**Exercise description**
Take the material below and write it all out again exactly.

======== Stored records

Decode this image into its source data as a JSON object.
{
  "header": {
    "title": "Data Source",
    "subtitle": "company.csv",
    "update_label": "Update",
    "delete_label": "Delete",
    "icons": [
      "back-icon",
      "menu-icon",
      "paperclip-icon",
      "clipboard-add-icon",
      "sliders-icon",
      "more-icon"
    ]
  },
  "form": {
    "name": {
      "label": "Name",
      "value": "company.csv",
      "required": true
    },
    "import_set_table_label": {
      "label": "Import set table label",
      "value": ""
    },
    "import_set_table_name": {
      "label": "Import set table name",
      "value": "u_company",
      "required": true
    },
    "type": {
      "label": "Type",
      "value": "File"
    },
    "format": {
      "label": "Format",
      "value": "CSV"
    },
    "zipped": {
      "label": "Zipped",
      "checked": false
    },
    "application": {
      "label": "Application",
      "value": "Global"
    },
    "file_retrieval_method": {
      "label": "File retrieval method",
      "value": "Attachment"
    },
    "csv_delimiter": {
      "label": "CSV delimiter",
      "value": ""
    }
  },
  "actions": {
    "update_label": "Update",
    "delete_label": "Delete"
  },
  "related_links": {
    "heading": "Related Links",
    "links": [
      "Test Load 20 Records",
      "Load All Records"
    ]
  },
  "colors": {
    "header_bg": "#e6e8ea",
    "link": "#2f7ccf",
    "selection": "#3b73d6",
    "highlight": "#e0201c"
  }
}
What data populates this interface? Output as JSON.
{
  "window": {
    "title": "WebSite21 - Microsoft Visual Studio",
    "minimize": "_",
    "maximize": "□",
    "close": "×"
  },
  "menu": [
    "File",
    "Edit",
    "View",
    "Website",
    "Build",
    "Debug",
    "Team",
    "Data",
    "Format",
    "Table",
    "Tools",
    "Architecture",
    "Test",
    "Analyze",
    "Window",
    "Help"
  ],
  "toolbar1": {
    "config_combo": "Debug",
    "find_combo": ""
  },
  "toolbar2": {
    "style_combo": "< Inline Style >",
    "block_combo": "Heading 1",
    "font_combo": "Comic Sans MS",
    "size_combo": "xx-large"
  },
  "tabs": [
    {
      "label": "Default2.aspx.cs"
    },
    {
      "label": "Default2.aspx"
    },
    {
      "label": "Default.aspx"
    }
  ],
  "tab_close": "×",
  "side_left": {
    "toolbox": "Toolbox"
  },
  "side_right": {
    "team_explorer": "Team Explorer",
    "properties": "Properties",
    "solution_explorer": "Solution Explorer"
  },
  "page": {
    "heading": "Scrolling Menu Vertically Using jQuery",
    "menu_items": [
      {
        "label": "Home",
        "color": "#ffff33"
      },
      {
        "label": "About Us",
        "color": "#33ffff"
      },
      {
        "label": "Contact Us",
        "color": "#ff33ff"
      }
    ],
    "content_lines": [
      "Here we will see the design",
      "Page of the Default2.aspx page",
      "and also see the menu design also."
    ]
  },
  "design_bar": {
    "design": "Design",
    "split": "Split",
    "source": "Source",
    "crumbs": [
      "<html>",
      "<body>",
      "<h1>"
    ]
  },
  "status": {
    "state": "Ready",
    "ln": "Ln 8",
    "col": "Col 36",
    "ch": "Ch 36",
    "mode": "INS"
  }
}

================

**Written answer**
Decode this image into its source data as a JSON object.
{
  "header": {
    "title": "Data Source",
    "subtitle": "company.csv",
    "update_label": "Update",
    "delete_label": "Delete",
    "icons": [
      "back-icon",
      "menu-icon",
      "paperclip-icon",
      "clipboard-add-icon",
      "sliders-icon",
      "more-icon"
    ]
  },
  "form": {
    "name": {
      "label": "Name",
      "value": "company.csv",
      "required": true
    },
    "import_set_table_label": {
      "label": "Import set table label",
      "value": ""
    },
    "import_set_table_name": {
      "label": "Import set table name",
      "value": "u_company",
      "required": true
    },
    "type": {
      "label": "Type",
      "value": "File"
    },
    "format": {
      "label": "Format",
      "value": "CSV"
    },
    "zipped": {
      "label": "Zipped",
      "checked": false
    },
    "application": {
      "label": "Application",
      "value": "Global"
    },
    "file_retrieval_method": {
      "label": "File retrieval method",
      "value": "Attachment"
    },
    "csv_delimiter": {
      "label": "CSV delimiter",
      "value": ""
    }
  },
  "actions": {
    "update_label": "Update",
    "delete_label": "Delete"
  },
  "related_links": {
    "heading": "Related Links",
    "links": [
      "Test Load 20 Records",
      "Load All Records"
    ]
  },
  "colors": {
    "header_bg": "#e6e8ea",
    "link": "#2f7ccf",
    "selection": "#3b73d6",
    "highlight": "#e0201c"
  }
}
What data populates this interface? Output as JSON.
{
  "window": {
    "title": "WebSite21 - Microsoft Visual Studio",
    "minimize": "_",
    "maximize": "□",
    "close": "×"
  },
  "menu": [
    "File",
    "Edit",
    "View",
    "Website",
    "Build",
    "Debug",
    "Team",
    "Data",
    "Format",
    "Table",
    "Tools",
    "Architecture",
    "Test",
    "Analyze",
    "Window",
    "Help"
  ],
  "toolbar1": {
    "config_combo": "Debug",
    "find_combo": ""
  },
  "toolbar2": {
    "style_combo": "< Inline Style >",
    "block_combo": "Heading 1",
    "font_combo": "Comic Sans MS",
    "size_combo": "xx-large"
  },
  "tabs": [
    {
      "label": "Default2.aspx.cs"
    },
    {
      "label": "Default2.aspx"
    },
    {
      "label": "Default.aspx"
    }
  ],
  "tab_close": "×",
  "side_left": {
    "toolbox": "Toolbox"
  },
  "side_right": {
    "team_explorer": "Team Explorer",
    "properties": "Properties",
    "solution_explorer": "Solution Explorer"
  },
  "page": {
    "heading": "Scrolling Menu Vertically Using jQuery",
    "menu_items": [
      {
        "label": "Home",
        "color": "#ffff33"
      },
      {
        "label": "About Us",
        "color": "#33ffff"
      },
      {
        "label": "Contact Us",
        "color": "#ff33ff"
      }
    ],
    "content_lines": [
      "Here we will see the design",
      "Page of the Default2.aspx page",
      "and also see the menu design also."
    ]
  },
  "design_bar": {
    "design": "Design",
    "split": "Split",
    "source": "Source",
    "crumbs": [
      "<html>",
      "<body>",
      "<h1>"
    ]
  },
  "status": {
    "state": "Ready",
    "ln": "Ln 8",
    "col": "Col 36",
    "ch": "Ch 36",
    "mode": "INS"
  }
}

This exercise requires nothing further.